_WRITTEN PROBLEM_: Quote the records below in full, exactly as given, with the images taken out.

---------- ENTRIES

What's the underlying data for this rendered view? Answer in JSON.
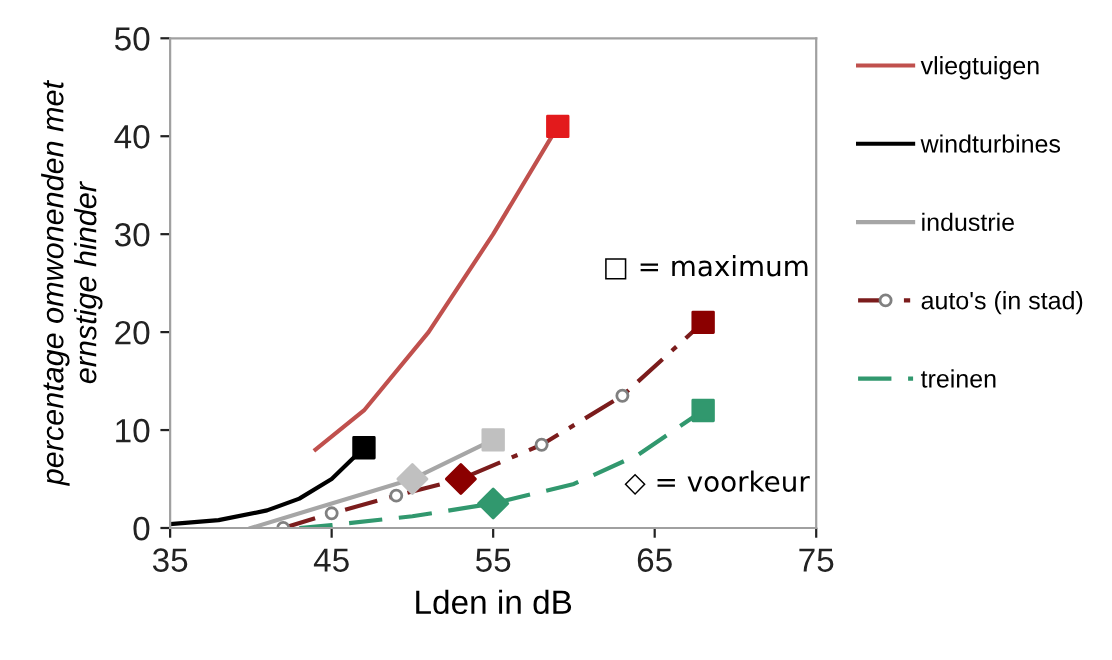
{
  "chart_data": {
    "type": "line",
    "xlabel": "Lden in dB",
    "ylabel": "percentage omwonenden met\nernstige hinder",
    "xlim": [
      35,
      75
    ],
    "xticks": [
      35,
      45,
      55,
      65,
      75
    ],
    "ylim": [
      0,
      50
    ],
    "yticks": [
      0,
      10,
      20,
      30,
      40,
      50
    ],
    "grid": false,
    "legend": "right",
    "series": [
      {
        "name": "vliegtuigen",
        "color": "#c0504d",
        "line_style": "solid",
        "marker": "none",
        "x": [
          44,
          47,
          51,
          55,
          59
        ],
        "values": [
          8,
          12,
          20,
          30,
          41
        ]
      },
      {
        "name": "windturbines",
        "color": "#000000",
        "line_style": "solid",
        "marker": "none",
        "x": [
          35,
          38,
          41,
          43,
          45,
          47
        ],
        "values": [
          0.4,
          0.8,
          1.8,
          3,
          5,
          8.2
        ]
      },
      {
        "name": "industrie",
        "color": "#a6a6a6",
        "line_style": "solid",
        "marker": "none",
        "x": [
          40,
          50,
          55
        ],
        "values": [
          0,
          5,
          9
        ]
      },
      {
        "name": "auto's (in stad)",
        "color": "#7b1c1c",
        "line_style": "dashdot",
        "marker": "circle",
        "x": [
          42,
          45,
          49,
          53,
          58,
          63,
          68
        ],
        "values": [
          0,
          1.5,
          3.3,
          5,
          8.5,
          13.5,
          21
        ]
      },
      {
        "name": "treinen",
        "color": "#31986e",
        "line_style": "dashed",
        "marker": "none",
        "x": [
          43,
          45,
          50,
          55,
          60,
          64,
          68
        ],
        "values": [
          0,
          0.3,
          1.2,
          2.5,
          4.5,
          7.5,
          12
        ]
      },
      {
        "type": "scatter",
        "marker": "square",
        "x": [
          59,
          47,
          55,
          68,
          68
        ],
        "values": [
          41,
          8.2,
          9,
          21,
          12
        ],
        "colors": [
          "#e31a1c",
          "#000000",
          "#c0c0c0",
          "#8b0000",
          "#31986e"
        ]
      },
      {
        "type": "scatter",
        "marker": "diamond",
        "x": [
          50,
          53,
          55
        ],
        "values": [
          5,
          5,
          2.5
        ],
        "colors": [
          "#c0c0c0",
          "#8b0000",
          "#31986e"
        ]
      }
    ],
    "annotations": [
      "□ = maximum",
      "◇ = voorkeur"
    ]
  }
}
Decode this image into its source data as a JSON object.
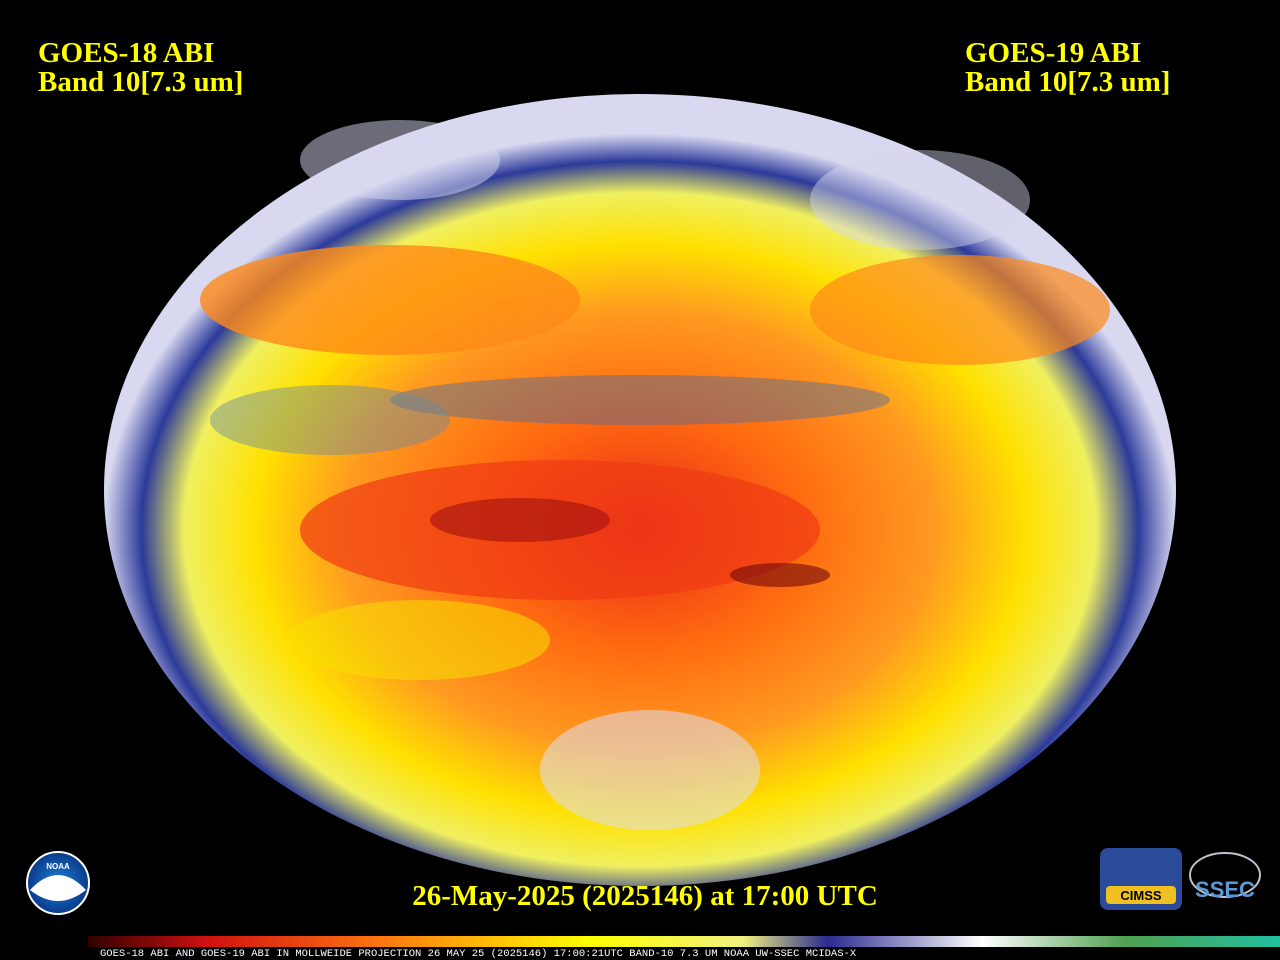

--------------------

_SOLUTION_:
What's the underlying data for this rendered view? Answer in JSON.
{
  "chart_data": {
    "type": "line",
    "xlabel": "Lden in dB",
    "ylabel": "percentage omwonenden met\nernstige hinder",
    "xlim": [
      35,
      75
    ],
    "xticks": [
      35,
      45,
      55,
      65,
      75
    ],
    "ylim": [
      0,
      50
    ],
    "yticks": [
      0,
      10,
      20,
      30,
      40,
      50
    ],
    "grid": false,
    "legend": "right",
    "series": [
      {
        "name": "vliegtuigen",
        "color": "#c0504d",
        "line_style": "solid",
        "marker": "none",
        "x": [
          44,
          47,
          51,
          55,
          59
        ],
        "values": [
          8,
          12,
          20,
          30,
          41
        ]
      },
      {
        "name": "windturbines",
        "color": "#000000",
        "line_style": "solid",
        "marker": "none",
        "x": [
          35,
          38,
          41,
          43,
          45,
          47
        ],
        "values": [
          0.4,
          0.8,
          1.8,
          3,
          5,
          8.2
        ]
      },
      {
        "name": "industrie",
        "color": "#a6a6a6",
        "line_style": "solid",
        "marker": "none",
        "x": [
          40,
          50,
          55
        ],
        "values": [
          0,
          5,
          9
        ]
      },
      {
        "name": "auto's (in stad)",
        "color": "#7b1c1c",
        "line_style": "dashdot",
        "marker": "circle",
        "x": [
          42,
          45,
          49,
          53,
          58,
          63,
          68
        ],
        "values": [
          0,
          1.5,
          3.3,
          5,
          8.5,
          13.5,
          21
        ]
      },
      {
        "name": "treinen",
        "color": "#31986e",
        "line_style": "dashed",
        "marker": "none",
        "x": [
          43,
          45,
          50,
          55,
          60,
          64,
          68
        ],
        "values": [
          0,
          0.3,
          1.2,
          2.5,
          4.5,
          7.5,
          12
        ]
      },
      {
        "type": "scatter",
        "marker": "square",
        "x": [
          59,
          47,
          55,
          68,
          68
        ],
        "values": [
          41,
          8.2,
          9,
          21,
          12
        ],
        "colors": [
          "#e31a1c",
          "#000000",
          "#c0c0c0",
          "#8b0000",
          "#31986e"
        ]
      },
      {
        "type": "scatter",
        "marker": "diamond",
        "x": [
          50,
          53,
          55
        ],
        "values": [
          5,
          5,
          2.5
        ],
        "colors": [
          "#c0c0c0",
          "#8b0000",
          "#31986e"
        ]
      }
    ],
    "annotations": [
      "□ = maximum",
      "◇ = voorkeur"
    ]
  }
}
Decode this image into its source data as a JSON object.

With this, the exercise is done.